[Source data]
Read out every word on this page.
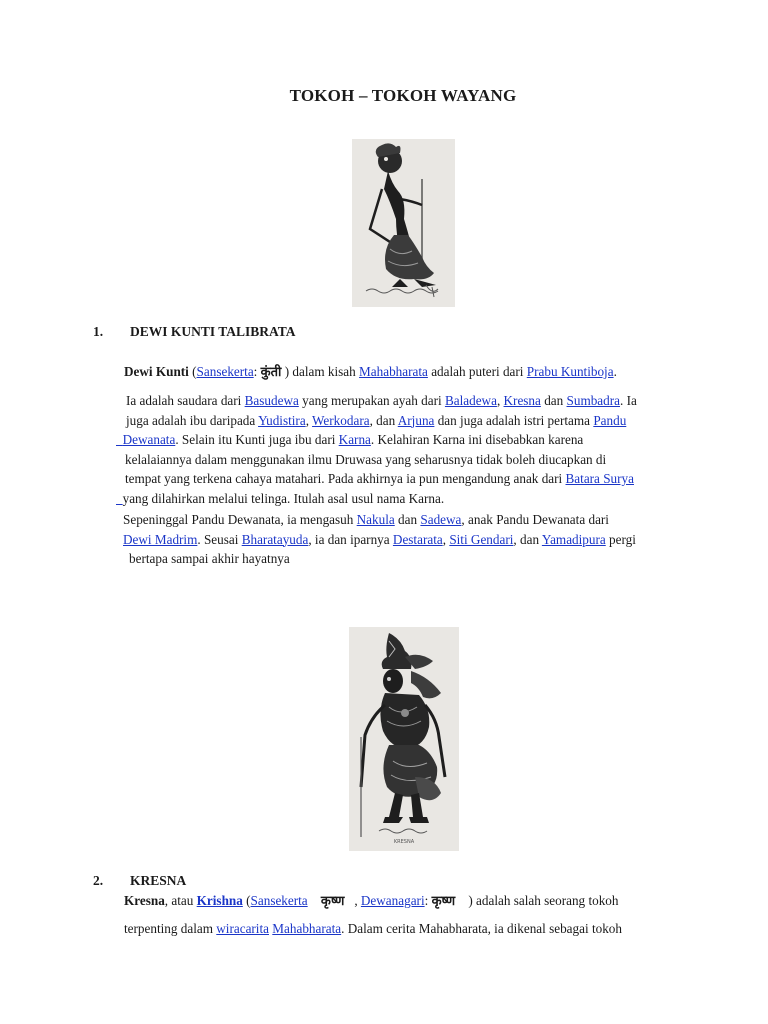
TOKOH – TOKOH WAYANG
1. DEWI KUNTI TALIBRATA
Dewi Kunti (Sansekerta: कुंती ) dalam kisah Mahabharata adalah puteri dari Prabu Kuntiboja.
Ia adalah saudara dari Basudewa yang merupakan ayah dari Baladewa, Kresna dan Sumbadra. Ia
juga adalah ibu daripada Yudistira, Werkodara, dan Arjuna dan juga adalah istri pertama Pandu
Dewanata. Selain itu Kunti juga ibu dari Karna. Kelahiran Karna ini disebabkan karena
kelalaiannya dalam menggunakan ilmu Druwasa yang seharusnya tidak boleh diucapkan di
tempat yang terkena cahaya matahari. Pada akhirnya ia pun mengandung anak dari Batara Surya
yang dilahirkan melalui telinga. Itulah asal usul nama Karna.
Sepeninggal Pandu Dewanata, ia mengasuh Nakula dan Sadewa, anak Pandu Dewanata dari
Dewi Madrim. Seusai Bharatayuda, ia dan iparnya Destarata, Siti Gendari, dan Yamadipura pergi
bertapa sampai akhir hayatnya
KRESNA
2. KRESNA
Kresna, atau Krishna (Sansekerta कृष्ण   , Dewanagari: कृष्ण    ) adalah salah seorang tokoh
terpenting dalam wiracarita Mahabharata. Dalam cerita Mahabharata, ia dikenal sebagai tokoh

* * *

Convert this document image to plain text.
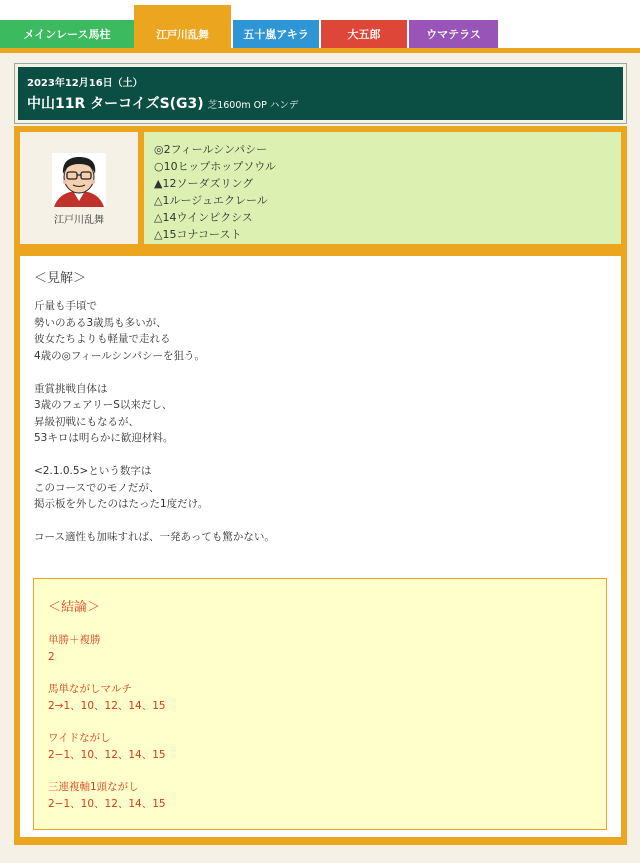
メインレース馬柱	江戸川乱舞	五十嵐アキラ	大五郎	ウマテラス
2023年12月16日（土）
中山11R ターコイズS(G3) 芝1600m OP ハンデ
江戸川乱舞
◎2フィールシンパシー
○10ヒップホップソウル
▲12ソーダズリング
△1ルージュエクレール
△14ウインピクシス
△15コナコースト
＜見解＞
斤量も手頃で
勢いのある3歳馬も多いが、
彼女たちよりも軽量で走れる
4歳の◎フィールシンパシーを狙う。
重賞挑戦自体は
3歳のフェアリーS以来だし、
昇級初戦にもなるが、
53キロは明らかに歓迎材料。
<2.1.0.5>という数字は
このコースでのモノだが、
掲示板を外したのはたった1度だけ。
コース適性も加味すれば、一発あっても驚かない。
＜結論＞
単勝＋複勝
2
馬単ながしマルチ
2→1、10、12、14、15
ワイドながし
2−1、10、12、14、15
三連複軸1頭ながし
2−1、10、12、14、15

==

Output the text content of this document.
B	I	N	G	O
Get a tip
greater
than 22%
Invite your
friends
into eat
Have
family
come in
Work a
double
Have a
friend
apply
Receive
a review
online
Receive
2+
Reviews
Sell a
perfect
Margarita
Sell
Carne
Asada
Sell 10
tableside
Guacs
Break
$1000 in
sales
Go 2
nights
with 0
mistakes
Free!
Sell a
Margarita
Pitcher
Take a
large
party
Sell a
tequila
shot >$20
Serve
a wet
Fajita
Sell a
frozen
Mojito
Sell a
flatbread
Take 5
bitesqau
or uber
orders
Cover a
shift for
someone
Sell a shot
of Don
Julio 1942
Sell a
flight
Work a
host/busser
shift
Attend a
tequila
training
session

[What this task involves]
Return the lines of the records that include the string "anak".

[Full output]
tempat yang terkena cahaya matahari. Pada akhirnya ia pun mengandung anak dari Batara Surya
Sepeninggal Pandu Dewanata, ia mengasuh Nakula dan Sadewa, anak Pandu Dewanata dari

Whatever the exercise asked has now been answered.